| Yang Dikerjakan |
- a) Menurut berita tentang aduan ke Dewan Pers, berapa jumlah aduan yang sudah selesai sepanjang 2022?
- b) Ringkaslah berita tentang aduan ke Dewan Pers dalam dua kalimat.
- c) Tuliskan lanjutan berita tentang aduan ke Dewan Pers, dimulai setelah kalimat terakhirnya.

─── Teks Bacaan

BANDAR LAMPUNG (Lampungpro.co): Dewan Pers menerima banyak pengaduan terkait produk pers sepanjang 2022. Dalam data yang dipaparkan Dewan Pers, total ada 661 aduan yang dalam proses dan 663 aduan selesai.
Hal tersebut dipaparkan Wakil Ketua Dewan Pers Muhammad Agung Dharmajaya dalam dialogi hukum "Wartawan dan Ancaman Pidana Undang-Undang ITE, yang digelar di Balai Wartawan H. Solfian Akhmad Kantor Persatuan Wartawan Indonesia (PWI) Lampung , Kamis (16/3/2023)
"Beberapa aduan itu juga ada di Lampung," ujar Agung.
Menurut Agung beberapa sengketa atau aduan tersebut terjadi karena beberapa hal. Pertama melanggar Pasal 1 Kode Etik Jurnalistik, yakni beritikad buruk dalam memberitakan. Kedua, tidak cover bothside atau berimbang. Padahal dalam penulisan harus berimbang dan adanya verifikasi. Kemudian, membuat judul yang tidak ada hubungannya dengan isi berita.
Oleh karena rena itu, dia meminta agar para jurnalis di Lampung benar-benar bekerja sesuai dengan Undang-Undang Nomor 40 Tahun 1999 tentang Pers dan Kode Etik Junralistik.
"Ya notabene karena melanggar Pasal 1 Kode Etik Jurnalistik dan jika ada institusi lembaga yang dirugikan dalam pemberitaan harus melalui Dewan Pers. Maka dari itu wartawan atau pers dalam membuat produk harus beradab," kata Agung.

──────
─── Catatan Tersimpan

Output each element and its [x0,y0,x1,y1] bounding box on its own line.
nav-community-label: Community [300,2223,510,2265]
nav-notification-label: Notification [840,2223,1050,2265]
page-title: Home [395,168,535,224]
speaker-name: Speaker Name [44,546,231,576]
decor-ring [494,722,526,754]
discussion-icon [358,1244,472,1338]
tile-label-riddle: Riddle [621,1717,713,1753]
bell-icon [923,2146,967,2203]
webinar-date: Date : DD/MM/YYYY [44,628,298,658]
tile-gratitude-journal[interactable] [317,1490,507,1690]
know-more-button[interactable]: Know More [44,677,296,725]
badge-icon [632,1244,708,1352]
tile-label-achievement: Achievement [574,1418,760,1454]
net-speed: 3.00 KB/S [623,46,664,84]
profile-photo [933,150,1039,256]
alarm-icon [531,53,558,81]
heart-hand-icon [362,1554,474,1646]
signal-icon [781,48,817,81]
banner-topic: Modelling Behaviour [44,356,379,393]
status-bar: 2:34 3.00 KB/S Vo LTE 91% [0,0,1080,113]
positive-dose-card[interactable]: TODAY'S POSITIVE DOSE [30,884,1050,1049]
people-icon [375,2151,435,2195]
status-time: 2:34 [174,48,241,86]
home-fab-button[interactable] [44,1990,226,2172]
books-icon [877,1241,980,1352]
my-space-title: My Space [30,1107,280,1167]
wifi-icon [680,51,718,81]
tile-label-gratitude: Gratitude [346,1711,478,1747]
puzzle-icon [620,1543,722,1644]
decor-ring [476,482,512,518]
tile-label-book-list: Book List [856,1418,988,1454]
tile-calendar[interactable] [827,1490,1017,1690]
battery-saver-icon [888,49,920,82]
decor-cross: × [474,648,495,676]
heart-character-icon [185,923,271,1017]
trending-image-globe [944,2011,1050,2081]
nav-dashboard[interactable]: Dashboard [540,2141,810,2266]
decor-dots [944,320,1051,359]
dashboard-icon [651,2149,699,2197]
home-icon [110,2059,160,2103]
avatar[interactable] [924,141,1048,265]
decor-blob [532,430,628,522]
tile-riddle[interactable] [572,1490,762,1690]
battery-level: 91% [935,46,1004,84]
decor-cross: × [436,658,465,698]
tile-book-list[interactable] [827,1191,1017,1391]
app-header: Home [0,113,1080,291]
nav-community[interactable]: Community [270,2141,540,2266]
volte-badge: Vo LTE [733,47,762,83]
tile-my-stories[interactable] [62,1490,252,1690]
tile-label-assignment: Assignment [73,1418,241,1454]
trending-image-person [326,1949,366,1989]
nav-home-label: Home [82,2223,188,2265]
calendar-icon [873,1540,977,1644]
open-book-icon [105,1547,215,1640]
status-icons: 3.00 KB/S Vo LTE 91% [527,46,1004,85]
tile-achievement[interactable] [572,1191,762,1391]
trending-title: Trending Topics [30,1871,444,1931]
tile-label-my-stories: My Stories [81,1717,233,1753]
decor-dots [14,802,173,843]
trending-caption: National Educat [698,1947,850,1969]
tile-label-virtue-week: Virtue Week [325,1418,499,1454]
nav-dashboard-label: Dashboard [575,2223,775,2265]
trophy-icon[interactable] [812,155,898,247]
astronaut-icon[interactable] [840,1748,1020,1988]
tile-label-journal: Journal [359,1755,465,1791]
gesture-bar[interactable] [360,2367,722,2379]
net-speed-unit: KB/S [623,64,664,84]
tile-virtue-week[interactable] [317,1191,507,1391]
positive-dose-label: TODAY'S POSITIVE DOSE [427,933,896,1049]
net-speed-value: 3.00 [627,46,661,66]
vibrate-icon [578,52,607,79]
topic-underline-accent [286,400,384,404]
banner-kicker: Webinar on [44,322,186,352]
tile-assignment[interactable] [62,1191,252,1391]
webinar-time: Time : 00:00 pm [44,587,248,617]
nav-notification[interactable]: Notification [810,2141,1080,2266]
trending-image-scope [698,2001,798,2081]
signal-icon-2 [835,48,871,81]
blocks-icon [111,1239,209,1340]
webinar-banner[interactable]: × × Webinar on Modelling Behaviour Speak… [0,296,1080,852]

──────

| Jawaban Tiap Tugas |
- a) 663 aduan.

- b) Sepanjang 2022 Dewan Pers menerima banyak aduan terkait produk pers, dengan 661 aduan masih dalam proses dan 663 aduan selesai, dan beberapa di antaranya juga ada di Lampung. Wakil Ketua Dewan Pers Muhammad Agung Dharmajaya menyebut aduan itu muncul antara lain karena itikad buruk dalam memberitakan, berita yang tidak berimbang, dan judul yang tidak berhubungan dengan isi berita, sehingga ia meminta jurnalis di Lampung bekerja sesuai Undang-Undang Pers dan Kode Etik Jurnalistik.

- c)
Perusahaan pers atau kantor berita jika mendapatkan hak jawab dari pihak yang dirugikan dalam pemberitaan, juga harus benar-benar memuat hak jawab secara utuh, jangan sampai diabaikan. "Jangan waktu buat berita panjang, waktu hak jawab pendek bener kecil," kata dia
Di sisi lain, perwakilan Kejaksaan Tinggi Lampung yakni Koordinator Pidana Umum (Pidum) Subari Kurniawan mengatakan, wartawan tidak perlu takut terhadap ancaman Undang-Undang Informasi Transaksi Elektronik (ITE). Subari menyebut, berdasarkan Pasal 50 KUHP barang siapa yang melakukan perbuatan untuk melaknakan ketentuan Undang-Undang, maka tidak bisa dipidana.
Sehingga, wartawan yang menjalankan tugasnya secara profesional, tidak melanggar Kode Etik Jurnalistik dan Undang-Undang Pers, tindakannya tidak memenuhi unsur delik Undang-Undang ITE. "Jika, bekerja dengan hati nurani, mematuhi dan tidak melanggar Undang-Undang Pers dan Kode Etik Jurnalistik," kata Subari.
Namun menurut Subari, ada kelemahan delik pers dalam Undang-Undang Pers. Menurut Subari, delik pers dalam Undang-Undang ITE sering digunakan untuk menjerat insan pers dengan delik pencemaran nama baik. Seperti yang tercantum dalam Pasal 27 Ayat (3) UU ITE dan Pasal 45 Ayat (3) UU 19/2016 tentang ITE. Pencemaran nama baik ini, mengacu pada ketentuan pencemaran nama baik dan atau fitnah yang diatur dalam Pasal 310 dan Pasal 311 KUHP dan hanya dapat dihukum jika ada pengaduan dari korban atau delik aduan.
Kemudian, juga diatur dalam Pasal 28 Ayat (2), terkait penyebaran informasi yang menyebabkan kebencian dan suku agama ras dan antara golongan (SARA). Pasal 28 Ayat (2) berbunyi, Setiap orang dengan sengaja dan tanpa hak menyebarkan informasi yang ditujukan untuk menimbulkan rasa kebencian atau permusuhan individu dan/atau kelompok masyarakat tertentu berdasarkan atas suku, agama, ras, dan antargolongan (SARA).
Menurut Subari, kondisi Undang-Undang Pers dan Penerapan UU ITE, harus menjadi perhatian masyarakat seperti aparat penegak hukum, insan pers, masyarakat dan terutama pihak legislatif untuk melakukan perubahan atau merevisinya. sehingga UU Pers benar-benar efektif dan menjamin kebebasaan pers yang bertanggungjawab.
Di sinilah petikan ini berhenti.